**THE DATA**

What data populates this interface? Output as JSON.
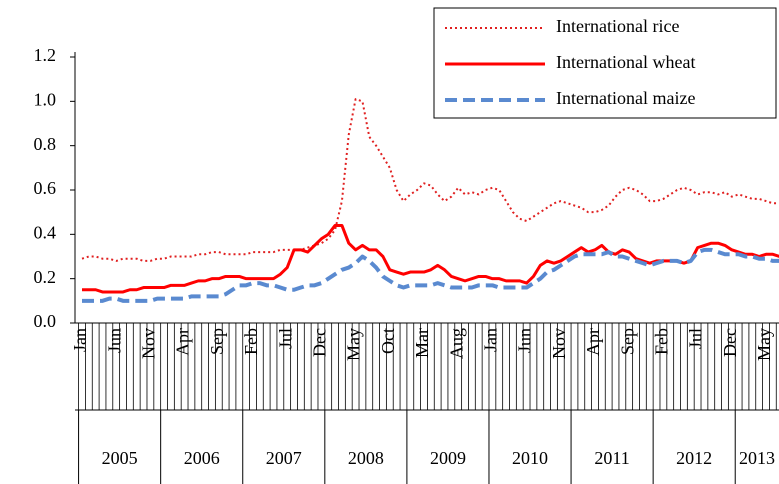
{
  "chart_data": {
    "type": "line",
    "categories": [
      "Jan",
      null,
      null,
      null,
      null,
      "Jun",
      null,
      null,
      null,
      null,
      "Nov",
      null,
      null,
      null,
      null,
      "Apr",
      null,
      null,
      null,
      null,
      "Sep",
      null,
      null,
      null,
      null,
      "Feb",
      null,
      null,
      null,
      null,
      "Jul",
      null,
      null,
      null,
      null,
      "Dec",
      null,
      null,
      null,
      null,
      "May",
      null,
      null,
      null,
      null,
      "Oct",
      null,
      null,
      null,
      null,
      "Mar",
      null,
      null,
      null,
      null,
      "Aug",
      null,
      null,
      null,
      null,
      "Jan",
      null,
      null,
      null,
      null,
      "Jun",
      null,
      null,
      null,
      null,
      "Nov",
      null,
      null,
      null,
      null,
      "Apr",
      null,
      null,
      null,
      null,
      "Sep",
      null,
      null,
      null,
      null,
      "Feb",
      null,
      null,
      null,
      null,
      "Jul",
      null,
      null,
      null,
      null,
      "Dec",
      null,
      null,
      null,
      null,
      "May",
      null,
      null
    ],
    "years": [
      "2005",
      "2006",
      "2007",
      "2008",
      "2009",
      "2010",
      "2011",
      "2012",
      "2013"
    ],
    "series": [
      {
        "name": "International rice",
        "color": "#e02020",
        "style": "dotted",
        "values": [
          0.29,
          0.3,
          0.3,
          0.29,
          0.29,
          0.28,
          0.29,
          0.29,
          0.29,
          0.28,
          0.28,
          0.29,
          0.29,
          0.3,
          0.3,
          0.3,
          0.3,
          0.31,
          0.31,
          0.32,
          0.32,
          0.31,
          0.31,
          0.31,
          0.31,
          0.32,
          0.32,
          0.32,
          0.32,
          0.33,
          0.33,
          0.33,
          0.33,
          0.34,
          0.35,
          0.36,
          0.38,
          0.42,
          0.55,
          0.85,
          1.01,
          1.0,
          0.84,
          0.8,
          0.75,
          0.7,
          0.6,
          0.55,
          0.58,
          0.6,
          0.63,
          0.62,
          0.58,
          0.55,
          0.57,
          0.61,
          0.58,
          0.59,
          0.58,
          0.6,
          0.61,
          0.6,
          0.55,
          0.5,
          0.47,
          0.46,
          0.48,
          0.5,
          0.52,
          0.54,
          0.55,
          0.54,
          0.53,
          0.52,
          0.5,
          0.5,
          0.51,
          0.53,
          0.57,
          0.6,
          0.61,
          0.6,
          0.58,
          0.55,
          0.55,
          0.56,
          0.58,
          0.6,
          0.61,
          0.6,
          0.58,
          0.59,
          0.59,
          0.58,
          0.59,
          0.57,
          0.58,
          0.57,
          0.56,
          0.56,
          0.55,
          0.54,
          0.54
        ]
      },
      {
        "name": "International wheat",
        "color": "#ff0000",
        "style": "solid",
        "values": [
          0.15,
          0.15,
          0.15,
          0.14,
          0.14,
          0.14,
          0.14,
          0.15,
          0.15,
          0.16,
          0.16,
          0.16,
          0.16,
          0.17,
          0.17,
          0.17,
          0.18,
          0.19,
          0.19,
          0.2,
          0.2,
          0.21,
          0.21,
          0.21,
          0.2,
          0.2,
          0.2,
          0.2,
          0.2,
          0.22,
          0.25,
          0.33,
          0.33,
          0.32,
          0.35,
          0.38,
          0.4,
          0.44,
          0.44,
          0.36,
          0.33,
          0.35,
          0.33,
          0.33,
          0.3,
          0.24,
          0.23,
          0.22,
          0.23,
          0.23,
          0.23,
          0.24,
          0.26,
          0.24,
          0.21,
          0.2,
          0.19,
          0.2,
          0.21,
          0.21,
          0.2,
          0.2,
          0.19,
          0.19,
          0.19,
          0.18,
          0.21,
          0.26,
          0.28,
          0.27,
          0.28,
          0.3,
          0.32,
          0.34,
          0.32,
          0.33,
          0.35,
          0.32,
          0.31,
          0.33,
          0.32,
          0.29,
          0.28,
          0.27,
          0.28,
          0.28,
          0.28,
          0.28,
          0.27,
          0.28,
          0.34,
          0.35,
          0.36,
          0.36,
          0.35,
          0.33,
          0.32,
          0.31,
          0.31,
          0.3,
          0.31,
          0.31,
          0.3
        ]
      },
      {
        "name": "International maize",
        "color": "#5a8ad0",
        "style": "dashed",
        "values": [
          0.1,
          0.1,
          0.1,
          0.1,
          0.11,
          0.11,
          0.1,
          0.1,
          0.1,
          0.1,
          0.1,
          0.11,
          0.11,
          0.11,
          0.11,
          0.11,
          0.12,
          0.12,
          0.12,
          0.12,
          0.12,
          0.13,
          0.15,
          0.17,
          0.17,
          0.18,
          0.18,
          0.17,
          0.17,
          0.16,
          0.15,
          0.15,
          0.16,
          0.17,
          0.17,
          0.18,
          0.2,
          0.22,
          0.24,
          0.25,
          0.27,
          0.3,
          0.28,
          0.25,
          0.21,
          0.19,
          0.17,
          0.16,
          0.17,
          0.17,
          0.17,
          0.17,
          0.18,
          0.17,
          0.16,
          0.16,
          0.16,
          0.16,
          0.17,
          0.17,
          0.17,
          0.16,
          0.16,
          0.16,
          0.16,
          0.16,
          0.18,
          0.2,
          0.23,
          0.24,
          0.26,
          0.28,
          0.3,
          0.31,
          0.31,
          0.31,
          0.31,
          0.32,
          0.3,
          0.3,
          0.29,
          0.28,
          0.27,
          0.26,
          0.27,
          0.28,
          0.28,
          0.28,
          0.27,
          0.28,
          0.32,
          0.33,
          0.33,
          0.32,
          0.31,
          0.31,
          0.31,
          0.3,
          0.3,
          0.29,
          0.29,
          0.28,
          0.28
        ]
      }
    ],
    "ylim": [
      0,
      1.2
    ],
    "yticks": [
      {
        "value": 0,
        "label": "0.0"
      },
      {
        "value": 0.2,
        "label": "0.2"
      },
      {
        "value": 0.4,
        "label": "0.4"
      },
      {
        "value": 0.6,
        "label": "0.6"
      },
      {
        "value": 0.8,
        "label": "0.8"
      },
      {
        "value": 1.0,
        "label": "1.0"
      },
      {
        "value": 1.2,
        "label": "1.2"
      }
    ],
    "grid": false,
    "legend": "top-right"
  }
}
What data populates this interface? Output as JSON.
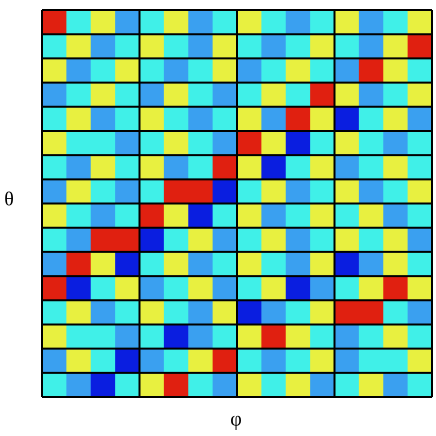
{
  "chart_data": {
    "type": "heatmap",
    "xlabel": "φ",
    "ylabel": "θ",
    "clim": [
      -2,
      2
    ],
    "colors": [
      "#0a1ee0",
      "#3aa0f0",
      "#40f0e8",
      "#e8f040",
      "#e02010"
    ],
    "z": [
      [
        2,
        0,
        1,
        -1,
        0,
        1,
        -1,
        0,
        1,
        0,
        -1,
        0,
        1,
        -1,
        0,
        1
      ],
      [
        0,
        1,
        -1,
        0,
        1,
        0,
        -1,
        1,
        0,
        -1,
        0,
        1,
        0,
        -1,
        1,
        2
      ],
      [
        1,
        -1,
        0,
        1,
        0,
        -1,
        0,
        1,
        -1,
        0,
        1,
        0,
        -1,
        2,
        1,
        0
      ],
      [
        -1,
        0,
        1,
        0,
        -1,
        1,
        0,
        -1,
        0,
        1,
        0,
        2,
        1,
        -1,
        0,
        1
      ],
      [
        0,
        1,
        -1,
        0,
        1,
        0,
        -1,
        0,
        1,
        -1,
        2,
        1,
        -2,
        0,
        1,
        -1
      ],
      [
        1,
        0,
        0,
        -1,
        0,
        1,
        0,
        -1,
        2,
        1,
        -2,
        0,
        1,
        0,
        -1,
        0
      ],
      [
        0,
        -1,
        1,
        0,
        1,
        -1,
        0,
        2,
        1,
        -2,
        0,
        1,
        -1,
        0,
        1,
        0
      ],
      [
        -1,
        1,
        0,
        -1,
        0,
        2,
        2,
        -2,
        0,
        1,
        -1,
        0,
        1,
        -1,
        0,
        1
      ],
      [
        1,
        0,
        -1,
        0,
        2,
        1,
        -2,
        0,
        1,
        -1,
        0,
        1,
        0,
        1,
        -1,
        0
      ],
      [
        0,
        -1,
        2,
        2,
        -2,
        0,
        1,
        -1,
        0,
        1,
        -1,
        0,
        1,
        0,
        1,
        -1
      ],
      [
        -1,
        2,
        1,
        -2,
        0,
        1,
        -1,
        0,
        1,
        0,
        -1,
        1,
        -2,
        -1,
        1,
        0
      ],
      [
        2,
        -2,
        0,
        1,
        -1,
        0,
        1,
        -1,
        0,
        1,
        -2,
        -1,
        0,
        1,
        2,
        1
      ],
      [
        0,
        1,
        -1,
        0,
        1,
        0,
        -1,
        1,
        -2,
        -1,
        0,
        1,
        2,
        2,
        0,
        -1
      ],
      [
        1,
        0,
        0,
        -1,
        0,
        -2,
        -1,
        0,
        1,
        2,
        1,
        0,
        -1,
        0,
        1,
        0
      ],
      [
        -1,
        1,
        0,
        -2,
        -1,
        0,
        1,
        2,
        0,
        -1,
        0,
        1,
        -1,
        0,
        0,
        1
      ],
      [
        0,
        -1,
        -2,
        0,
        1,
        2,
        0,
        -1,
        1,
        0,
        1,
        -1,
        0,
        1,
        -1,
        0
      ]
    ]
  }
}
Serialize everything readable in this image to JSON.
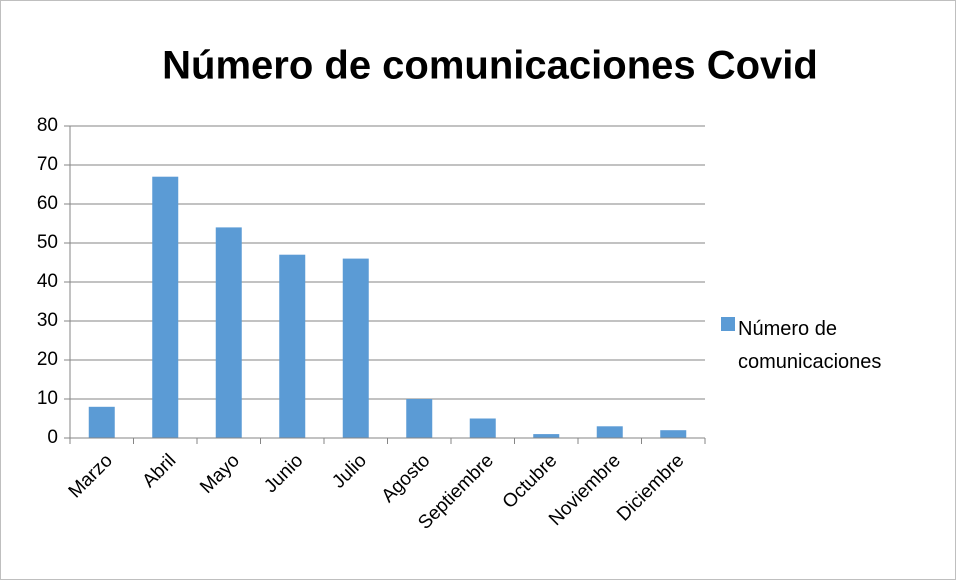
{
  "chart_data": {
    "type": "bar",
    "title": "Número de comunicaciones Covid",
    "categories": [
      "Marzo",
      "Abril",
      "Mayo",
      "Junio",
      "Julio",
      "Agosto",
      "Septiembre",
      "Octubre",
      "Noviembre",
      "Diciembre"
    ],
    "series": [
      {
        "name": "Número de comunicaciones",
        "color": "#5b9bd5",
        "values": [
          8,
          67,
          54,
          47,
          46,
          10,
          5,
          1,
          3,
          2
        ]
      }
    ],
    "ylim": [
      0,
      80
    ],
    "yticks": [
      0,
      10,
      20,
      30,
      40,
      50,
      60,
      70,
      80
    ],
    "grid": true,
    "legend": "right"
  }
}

**EXERCISE DIRECTIONS**
Only the lines from the one containing "Serialize everything readable" through the last line of the data belong in the copy, both included and reproduced exactly. Pictures do not.

**CORRECT ANSWER**
Serialize everything readable in this image to JSON.
{
  "chart_data": {
    "type": "bar",
    "title": "Número de comunicaciones Covid",
    "categories": [
      "Marzo",
      "Abril",
      "Mayo",
      "Junio",
      "Julio",
      "Agosto",
      "Septiembre",
      "Octubre",
      "Noviembre",
      "Diciembre"
    ],
    "series": [
      {
        "name": "Número de comunicaciones",
        "color": "#5b9bd5",
        "values": [
          8,
          67,
          54,
          47,
          46,
          10,
          5,
          1,
          3,
          2
        ]
      }
    ],
    "ylim": [
      0,
      80
    ],
    "yticks": [
      0,
      10,
      20,
      30,
      40,
      50,
      60,
      70,
      80
    ],
    "grid": true,
    "legend": "right"
  }
}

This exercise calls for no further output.